(Stored data)

## Begin

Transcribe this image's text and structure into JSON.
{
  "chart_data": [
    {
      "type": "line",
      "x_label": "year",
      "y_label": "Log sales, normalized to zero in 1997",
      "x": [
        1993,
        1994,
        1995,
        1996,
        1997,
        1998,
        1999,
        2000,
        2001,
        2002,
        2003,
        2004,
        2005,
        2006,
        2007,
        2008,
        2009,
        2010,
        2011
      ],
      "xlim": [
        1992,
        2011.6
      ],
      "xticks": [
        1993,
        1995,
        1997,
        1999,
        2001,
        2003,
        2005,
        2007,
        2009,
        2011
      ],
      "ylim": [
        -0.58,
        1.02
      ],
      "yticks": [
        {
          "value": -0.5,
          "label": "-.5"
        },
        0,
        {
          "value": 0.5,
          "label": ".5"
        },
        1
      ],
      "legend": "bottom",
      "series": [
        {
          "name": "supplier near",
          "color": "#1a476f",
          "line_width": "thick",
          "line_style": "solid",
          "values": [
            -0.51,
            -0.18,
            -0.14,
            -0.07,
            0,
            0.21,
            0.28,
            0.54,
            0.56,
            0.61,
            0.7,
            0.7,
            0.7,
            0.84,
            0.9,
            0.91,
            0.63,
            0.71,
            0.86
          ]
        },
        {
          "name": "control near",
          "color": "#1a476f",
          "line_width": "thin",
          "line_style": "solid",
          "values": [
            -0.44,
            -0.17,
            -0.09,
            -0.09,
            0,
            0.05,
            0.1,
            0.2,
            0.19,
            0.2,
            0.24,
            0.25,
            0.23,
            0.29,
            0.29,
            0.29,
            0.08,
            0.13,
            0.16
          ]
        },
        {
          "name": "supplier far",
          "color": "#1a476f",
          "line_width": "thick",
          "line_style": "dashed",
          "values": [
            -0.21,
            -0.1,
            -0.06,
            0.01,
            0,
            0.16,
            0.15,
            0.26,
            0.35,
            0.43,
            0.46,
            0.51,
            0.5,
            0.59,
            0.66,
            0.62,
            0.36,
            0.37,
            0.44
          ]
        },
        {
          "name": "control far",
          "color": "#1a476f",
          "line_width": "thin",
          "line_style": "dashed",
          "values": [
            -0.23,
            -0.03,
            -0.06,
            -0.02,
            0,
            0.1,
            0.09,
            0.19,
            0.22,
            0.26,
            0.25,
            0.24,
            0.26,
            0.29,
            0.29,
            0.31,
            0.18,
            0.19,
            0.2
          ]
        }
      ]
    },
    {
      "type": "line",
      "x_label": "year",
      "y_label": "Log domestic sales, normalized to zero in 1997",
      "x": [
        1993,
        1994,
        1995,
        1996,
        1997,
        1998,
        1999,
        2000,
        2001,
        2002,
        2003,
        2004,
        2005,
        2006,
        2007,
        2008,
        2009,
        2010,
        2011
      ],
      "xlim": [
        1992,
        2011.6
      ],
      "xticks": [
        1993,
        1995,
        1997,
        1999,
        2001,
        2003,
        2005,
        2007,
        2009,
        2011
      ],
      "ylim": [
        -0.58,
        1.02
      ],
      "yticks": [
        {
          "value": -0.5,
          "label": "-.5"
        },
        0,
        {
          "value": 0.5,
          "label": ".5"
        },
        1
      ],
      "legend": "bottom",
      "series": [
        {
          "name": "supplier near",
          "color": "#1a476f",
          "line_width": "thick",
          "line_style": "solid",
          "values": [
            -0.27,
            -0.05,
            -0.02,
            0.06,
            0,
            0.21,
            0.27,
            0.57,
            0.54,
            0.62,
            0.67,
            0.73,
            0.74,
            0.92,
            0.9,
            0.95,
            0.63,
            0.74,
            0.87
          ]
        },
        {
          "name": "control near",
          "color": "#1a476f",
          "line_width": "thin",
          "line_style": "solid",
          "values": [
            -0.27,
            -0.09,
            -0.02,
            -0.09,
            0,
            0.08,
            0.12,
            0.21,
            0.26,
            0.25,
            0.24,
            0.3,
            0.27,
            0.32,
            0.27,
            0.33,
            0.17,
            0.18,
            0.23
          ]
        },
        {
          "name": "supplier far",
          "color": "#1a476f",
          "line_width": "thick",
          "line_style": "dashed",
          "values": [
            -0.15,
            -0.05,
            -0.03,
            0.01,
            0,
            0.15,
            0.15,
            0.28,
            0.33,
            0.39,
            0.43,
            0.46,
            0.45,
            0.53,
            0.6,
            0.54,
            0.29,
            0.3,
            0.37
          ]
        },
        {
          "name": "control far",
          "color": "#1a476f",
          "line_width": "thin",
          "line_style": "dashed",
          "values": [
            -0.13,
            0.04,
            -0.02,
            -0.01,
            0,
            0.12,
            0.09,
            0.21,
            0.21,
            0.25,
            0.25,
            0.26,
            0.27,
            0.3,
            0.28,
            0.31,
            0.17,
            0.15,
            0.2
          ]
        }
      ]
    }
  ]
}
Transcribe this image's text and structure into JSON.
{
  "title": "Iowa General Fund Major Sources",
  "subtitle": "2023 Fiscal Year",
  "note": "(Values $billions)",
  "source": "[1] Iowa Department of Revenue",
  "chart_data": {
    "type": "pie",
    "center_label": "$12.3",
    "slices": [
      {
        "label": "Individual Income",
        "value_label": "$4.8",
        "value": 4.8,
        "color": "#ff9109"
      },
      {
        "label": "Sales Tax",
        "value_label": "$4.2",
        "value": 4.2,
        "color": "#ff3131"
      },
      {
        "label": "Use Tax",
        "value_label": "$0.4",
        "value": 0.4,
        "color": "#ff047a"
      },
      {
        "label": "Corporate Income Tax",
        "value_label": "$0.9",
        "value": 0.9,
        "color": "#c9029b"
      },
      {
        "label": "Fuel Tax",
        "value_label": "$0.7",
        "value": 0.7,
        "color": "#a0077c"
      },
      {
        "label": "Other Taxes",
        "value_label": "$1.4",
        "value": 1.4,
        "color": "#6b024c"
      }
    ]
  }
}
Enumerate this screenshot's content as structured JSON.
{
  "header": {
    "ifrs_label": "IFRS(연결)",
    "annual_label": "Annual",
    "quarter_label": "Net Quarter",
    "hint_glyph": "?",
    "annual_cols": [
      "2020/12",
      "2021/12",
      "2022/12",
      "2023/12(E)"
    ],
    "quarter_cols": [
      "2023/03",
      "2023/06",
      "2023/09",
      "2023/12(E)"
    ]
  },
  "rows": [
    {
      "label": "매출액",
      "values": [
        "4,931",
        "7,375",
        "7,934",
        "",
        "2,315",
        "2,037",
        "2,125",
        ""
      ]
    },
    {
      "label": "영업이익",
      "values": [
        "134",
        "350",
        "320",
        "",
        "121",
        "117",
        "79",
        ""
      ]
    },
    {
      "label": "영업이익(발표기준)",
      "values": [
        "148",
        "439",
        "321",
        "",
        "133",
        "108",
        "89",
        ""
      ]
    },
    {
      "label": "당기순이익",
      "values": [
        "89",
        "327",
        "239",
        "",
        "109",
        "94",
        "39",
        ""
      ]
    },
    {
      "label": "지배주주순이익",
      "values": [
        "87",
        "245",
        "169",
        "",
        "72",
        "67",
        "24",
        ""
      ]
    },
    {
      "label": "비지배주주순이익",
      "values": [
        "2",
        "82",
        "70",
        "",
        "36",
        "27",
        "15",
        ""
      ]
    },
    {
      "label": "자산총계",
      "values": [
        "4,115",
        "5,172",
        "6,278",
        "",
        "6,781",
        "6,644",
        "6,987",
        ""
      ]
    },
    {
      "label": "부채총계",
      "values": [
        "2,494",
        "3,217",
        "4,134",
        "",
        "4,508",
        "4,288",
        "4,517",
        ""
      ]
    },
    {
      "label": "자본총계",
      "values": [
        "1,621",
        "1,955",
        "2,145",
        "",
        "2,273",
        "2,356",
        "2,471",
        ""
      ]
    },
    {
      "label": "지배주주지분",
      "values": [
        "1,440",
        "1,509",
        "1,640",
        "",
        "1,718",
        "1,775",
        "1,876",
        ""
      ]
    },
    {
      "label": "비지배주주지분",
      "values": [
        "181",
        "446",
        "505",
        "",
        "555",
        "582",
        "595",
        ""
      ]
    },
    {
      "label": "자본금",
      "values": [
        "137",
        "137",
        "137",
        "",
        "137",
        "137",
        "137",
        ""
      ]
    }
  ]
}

## End

● TASK TO CARRY OUT
Write out every line of the listing that holds the word "Income".

● THE OUTPUT
        "label": "Individual Income",
        "label": "Corporate Income Tax",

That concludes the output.